Required work
Repeat every line below exactly as it reads.

Data to use
++++++++

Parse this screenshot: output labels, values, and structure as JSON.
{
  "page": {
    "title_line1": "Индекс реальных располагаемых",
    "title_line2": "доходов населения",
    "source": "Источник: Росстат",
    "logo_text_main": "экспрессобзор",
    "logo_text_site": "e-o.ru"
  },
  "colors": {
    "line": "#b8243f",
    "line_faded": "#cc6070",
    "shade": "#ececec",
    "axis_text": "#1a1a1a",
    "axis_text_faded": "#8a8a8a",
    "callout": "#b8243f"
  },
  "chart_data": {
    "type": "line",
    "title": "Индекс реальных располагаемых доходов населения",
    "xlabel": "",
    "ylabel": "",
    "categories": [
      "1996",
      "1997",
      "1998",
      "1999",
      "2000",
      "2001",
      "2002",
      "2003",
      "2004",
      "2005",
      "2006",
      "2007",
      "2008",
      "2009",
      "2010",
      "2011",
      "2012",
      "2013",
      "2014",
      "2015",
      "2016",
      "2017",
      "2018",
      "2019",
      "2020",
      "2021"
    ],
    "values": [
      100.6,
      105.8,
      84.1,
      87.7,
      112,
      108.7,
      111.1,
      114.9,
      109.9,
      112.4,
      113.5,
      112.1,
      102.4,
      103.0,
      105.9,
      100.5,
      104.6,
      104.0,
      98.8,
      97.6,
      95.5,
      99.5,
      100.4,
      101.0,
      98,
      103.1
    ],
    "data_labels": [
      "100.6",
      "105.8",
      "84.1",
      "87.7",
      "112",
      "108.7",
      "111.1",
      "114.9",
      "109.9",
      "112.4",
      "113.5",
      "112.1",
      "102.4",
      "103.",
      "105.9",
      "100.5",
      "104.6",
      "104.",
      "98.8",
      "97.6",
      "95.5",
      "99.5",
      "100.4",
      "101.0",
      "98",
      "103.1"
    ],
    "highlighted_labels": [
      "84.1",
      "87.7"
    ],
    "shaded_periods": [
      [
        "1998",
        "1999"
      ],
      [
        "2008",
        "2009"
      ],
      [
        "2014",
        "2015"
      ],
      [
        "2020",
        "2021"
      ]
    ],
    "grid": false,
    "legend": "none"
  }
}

++++++++

Solution to this task
Parse this screenshot: output labels, values, and structure as JSON.
{
  "page": {
    "title_line1": "Индекс реальных располагаемых",
    "title_line2": "доходов населения",
    "source": "Источник: Росстат",
    "logo_text_main": "экспрессобзор",
    "logo_text_site": "e-o.ru"
  },
  "colors": {
    "line": "#b8243f",
    "line_faded": "#cc6070",
    "shade": "#ececec",
    "axis_text": "#1a1a1a",
    "axis_text_faded": "#8a8a8a",
    "callout": "#b8243f"
  },
  "chart_data": {
    "type": "line",
    "title": "Индекс реальных располагаемых доходов населения",
    "xlabel": "",
    "ylabel": "",
    "categories": [
      "1996",
      "1997",
      "1998",
      "1999",
      "2000",
      "2001",
      "2002",
      "2003",
      "2004",
      "2005",
      "2006",
      "2007",
      "2008",
      "2009",
      "2010",
      "2011",
      "2012",
      "2013",
      "2014",
      "2015",
      "2016",
      "2017",
      "2018",
      "2019",
      "2020",
      "2021"
    ],
    "values": [
      100.6,
      105.8,
      84.1,
      87.7,
      112,
      108.7,
      111.1,
      114.9,
      109.9,
      112.4,
      113.5,
      112.1,
      102.4,
      103.0,
      105.9,
      100.5,
      104.6,
      104.0,
      98.8,
      97.6,
      95.5,
      99.5,
      100.4,
      101.0,
      98,
      103.1
    ],
    "data_labels": [
      "100.6",
      "105.8",
      "84.1",
      "87.7",
      "112",
      "108.7",
      "111.1",
      "114.9",
      "109.9",
      "112.4",
      "113.5",
      "112.1",
      "102.4",
      "103.",
      "105.9",
      "100.5",
      "104.6",
      "104.",
      "98.8",
      "97.6",
      "95.5",
      "99.5",
      "100.4",
      "101.0",
      "98",
      "103.1"
    ],
    "highlighted_labels": [
      "84.1",
      "87.7"
    ],
    "shaded_periods": [
      [
        "1998",
        "1999"
      ],
      [
        "2008",
        "2009"
      ],
      [
        "2014",
        "2015"
      ],
      [
        "2020",
        "2021"
      ]
    ],
    "grid": false,
    "legend": "none"
  }
}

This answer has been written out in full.